Data shown |
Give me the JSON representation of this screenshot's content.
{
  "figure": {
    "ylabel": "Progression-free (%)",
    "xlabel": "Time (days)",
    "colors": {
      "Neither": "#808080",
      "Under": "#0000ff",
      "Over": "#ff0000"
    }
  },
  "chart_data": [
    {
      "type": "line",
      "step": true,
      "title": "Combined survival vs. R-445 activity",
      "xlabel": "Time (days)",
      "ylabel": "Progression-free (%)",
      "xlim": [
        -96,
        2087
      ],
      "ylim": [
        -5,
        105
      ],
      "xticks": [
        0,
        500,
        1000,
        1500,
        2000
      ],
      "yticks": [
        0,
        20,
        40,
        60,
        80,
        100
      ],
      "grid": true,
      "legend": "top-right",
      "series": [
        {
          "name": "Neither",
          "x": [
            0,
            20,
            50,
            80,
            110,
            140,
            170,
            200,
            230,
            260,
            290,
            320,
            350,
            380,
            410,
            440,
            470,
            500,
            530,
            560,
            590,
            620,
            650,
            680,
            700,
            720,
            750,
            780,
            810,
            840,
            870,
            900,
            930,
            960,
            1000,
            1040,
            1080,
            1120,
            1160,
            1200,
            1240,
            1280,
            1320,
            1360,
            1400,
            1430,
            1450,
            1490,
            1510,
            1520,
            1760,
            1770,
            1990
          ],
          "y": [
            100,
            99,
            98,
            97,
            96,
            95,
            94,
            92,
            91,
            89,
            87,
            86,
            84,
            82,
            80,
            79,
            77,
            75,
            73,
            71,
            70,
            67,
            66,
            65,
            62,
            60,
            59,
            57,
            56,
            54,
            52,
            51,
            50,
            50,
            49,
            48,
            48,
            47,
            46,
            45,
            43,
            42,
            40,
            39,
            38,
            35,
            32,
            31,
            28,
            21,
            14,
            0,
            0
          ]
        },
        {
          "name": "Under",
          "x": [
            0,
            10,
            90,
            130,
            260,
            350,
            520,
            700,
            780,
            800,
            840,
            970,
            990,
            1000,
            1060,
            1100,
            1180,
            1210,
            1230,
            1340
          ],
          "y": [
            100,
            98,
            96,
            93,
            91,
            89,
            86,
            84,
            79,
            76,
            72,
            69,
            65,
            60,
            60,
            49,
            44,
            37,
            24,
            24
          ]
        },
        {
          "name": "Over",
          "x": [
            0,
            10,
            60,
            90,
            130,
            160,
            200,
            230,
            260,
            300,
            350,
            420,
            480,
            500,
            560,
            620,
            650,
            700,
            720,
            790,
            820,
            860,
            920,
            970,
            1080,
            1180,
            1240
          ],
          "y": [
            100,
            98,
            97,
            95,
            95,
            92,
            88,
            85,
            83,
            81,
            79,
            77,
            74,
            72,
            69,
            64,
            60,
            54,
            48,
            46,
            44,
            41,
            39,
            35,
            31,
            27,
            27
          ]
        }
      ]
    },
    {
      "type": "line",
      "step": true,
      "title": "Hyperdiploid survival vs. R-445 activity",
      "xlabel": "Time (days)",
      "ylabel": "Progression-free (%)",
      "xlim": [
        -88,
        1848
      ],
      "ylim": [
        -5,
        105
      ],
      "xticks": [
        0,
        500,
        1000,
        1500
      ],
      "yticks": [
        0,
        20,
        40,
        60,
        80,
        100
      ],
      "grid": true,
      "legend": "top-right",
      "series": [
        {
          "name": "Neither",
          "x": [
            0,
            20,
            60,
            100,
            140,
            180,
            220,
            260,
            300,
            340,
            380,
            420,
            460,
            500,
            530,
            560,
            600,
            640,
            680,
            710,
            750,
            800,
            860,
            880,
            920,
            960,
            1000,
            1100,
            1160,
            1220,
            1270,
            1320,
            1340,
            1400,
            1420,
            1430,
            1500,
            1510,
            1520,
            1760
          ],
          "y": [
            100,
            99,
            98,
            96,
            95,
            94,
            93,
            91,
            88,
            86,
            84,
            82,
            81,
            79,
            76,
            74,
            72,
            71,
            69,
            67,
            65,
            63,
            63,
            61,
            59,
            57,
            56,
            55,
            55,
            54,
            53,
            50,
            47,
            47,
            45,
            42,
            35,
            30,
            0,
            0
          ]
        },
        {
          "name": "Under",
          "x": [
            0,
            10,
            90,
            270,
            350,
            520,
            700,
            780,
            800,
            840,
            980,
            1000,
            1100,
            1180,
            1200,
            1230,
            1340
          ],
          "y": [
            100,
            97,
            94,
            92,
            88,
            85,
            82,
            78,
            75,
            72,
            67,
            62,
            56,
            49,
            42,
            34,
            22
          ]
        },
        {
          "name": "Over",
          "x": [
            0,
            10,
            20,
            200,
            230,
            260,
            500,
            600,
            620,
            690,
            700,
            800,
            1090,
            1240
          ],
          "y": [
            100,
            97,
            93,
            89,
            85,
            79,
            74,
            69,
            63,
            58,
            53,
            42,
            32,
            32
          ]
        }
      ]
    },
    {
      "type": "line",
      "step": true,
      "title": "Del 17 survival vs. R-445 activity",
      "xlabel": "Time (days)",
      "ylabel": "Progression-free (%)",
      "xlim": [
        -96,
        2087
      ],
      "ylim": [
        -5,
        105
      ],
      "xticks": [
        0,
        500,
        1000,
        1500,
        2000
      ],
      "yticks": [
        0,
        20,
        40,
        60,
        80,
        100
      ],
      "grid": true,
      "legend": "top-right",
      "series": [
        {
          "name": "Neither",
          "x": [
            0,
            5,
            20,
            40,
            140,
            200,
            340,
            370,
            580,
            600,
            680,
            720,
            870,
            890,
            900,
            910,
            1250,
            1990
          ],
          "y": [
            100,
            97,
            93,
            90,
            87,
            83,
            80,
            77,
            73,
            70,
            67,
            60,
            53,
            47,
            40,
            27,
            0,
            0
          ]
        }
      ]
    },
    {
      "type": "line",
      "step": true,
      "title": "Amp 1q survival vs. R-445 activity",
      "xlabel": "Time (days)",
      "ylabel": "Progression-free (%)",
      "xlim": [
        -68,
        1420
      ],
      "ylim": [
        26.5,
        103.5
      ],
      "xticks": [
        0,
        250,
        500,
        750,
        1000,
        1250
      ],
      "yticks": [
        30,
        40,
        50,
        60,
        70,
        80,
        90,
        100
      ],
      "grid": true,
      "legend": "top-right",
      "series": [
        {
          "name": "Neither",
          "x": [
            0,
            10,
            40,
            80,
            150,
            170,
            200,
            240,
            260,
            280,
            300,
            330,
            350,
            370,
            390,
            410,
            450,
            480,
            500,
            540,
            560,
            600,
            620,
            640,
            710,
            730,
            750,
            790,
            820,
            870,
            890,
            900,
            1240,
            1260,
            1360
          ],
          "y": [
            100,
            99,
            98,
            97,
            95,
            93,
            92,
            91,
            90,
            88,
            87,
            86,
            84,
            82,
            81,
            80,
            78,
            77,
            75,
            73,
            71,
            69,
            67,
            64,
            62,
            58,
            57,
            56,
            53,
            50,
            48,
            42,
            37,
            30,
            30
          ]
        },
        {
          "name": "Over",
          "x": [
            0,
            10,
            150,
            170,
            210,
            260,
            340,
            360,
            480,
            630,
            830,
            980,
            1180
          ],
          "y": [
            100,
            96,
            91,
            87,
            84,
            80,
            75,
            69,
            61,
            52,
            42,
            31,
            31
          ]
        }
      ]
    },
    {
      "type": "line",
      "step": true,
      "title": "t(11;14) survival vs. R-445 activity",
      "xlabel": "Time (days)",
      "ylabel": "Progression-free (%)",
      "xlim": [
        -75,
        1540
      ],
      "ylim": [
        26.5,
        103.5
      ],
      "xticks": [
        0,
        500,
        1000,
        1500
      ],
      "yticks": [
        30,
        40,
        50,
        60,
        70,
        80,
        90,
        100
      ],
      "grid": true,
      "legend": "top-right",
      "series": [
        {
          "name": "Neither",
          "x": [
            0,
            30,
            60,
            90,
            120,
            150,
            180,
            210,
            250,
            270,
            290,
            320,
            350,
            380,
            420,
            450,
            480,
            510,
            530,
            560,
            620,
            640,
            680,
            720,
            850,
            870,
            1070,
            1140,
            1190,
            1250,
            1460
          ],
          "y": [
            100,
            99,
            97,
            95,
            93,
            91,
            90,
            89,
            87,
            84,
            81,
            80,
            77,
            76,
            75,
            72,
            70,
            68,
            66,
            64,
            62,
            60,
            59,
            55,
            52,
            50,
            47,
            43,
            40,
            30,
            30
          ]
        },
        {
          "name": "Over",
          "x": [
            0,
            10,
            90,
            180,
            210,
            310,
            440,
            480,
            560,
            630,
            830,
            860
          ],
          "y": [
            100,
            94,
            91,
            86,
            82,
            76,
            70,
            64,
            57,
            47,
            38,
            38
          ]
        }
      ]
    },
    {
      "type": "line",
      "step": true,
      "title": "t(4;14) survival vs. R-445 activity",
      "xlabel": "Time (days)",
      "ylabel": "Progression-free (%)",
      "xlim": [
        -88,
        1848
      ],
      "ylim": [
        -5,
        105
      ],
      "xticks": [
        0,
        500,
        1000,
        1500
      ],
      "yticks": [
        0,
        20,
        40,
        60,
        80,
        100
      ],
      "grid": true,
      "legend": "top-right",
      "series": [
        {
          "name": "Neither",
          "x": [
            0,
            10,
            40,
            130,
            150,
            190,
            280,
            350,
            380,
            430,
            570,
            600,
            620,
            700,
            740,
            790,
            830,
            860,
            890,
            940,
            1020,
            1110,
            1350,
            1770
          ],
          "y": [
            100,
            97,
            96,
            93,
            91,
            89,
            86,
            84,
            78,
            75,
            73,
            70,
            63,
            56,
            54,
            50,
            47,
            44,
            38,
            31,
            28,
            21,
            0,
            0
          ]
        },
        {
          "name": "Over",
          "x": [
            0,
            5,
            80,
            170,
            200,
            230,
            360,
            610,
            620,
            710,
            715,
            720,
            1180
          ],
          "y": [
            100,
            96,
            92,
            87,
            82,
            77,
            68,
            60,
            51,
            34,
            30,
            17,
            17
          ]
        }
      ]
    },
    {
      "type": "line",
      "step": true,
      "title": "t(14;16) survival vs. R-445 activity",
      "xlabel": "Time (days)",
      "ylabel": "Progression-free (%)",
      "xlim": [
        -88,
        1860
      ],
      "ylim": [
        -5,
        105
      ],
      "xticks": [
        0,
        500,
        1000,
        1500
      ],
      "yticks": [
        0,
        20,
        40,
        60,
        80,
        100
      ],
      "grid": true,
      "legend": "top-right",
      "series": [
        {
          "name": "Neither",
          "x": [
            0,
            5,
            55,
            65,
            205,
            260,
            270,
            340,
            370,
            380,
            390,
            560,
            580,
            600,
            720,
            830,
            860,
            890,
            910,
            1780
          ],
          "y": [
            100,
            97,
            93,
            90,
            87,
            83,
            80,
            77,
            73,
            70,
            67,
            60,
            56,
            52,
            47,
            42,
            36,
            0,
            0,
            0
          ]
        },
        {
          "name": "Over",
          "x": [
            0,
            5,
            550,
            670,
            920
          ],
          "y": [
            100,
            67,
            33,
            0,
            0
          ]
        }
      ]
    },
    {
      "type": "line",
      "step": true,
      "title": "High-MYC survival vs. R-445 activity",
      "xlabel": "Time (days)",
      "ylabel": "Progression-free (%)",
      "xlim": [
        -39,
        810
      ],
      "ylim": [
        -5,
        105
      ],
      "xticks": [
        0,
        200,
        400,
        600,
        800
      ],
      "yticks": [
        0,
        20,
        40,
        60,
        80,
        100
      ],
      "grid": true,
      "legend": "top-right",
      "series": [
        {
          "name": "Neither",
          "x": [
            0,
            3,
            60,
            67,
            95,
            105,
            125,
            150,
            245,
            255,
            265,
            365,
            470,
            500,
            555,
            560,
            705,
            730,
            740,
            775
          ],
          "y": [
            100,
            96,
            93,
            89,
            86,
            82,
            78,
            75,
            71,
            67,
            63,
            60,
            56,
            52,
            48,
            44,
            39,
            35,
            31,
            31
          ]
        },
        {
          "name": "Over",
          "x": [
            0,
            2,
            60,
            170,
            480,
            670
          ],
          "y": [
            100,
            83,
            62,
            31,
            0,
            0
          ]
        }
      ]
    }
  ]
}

Work to do | Look through the listing above. Pick out each line with "title" and copy it.

Answer to the task |
      "title": "Combined survival vs. R-445 activity",
      "title": "Hyperdiploid survival vs. R-445 activity",
      "title": "Del 17 survival vs. R-445 activity",
      "title": "Amp 1q survival vs. R-445 activity",
      "title": "t(11;14) survival vs. R-445 activity",
      "title": "t(4;14) survival vs. R-445 activity",
      "title": "t(14;16) survival vs. R-445 activity",
      "title": "High-MYC survival vs. R-445 activity",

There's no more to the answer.